Say how many lines contain the string "mask". Give no other output.

Records for processing »

-- Start --

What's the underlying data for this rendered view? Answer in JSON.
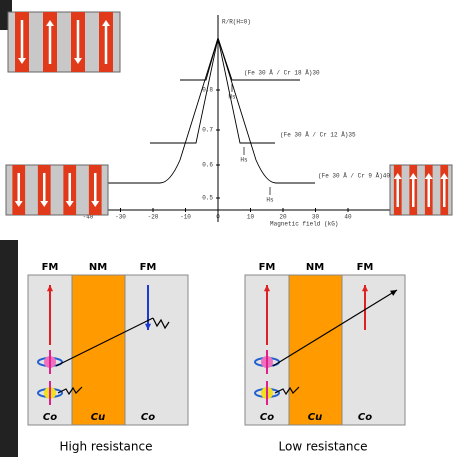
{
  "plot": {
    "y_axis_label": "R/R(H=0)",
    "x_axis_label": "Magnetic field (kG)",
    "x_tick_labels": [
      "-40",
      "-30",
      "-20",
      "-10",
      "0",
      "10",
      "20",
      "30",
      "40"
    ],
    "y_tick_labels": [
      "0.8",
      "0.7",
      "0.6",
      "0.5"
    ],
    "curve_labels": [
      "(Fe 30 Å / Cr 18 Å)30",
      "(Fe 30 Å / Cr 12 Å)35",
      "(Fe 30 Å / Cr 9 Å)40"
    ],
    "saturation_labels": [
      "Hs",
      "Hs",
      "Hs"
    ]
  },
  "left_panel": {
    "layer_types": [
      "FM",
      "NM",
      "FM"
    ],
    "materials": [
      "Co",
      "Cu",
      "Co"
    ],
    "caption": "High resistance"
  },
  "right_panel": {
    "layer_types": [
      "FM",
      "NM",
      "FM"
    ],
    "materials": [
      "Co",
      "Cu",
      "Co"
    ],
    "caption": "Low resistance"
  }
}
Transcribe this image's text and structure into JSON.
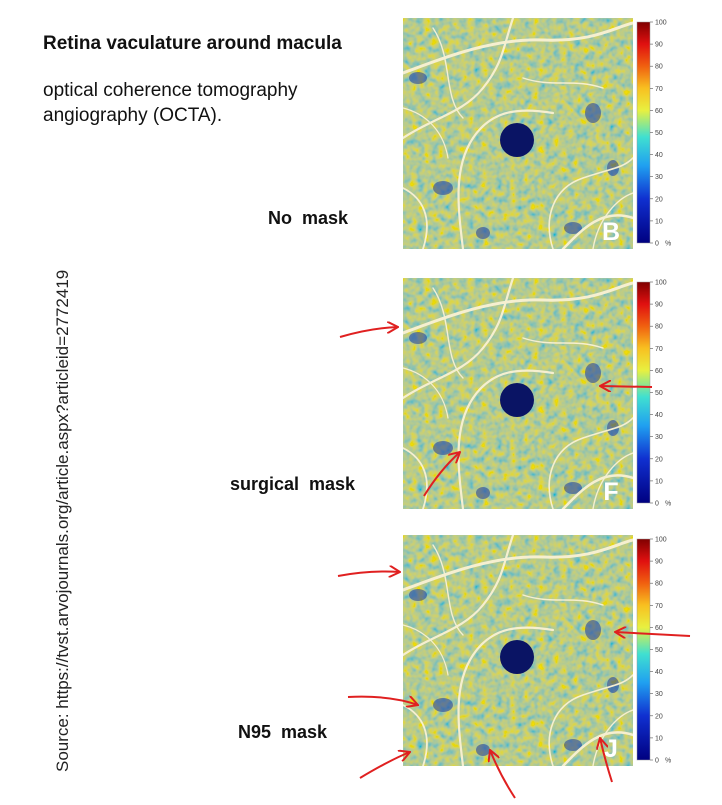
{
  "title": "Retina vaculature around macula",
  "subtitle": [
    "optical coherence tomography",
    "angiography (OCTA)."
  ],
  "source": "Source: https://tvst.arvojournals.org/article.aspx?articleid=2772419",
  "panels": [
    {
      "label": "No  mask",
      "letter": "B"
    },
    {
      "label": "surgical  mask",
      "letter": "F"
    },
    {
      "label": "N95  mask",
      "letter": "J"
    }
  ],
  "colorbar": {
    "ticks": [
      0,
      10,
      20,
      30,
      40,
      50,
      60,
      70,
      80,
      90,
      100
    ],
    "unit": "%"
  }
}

-- End --

Task response » 3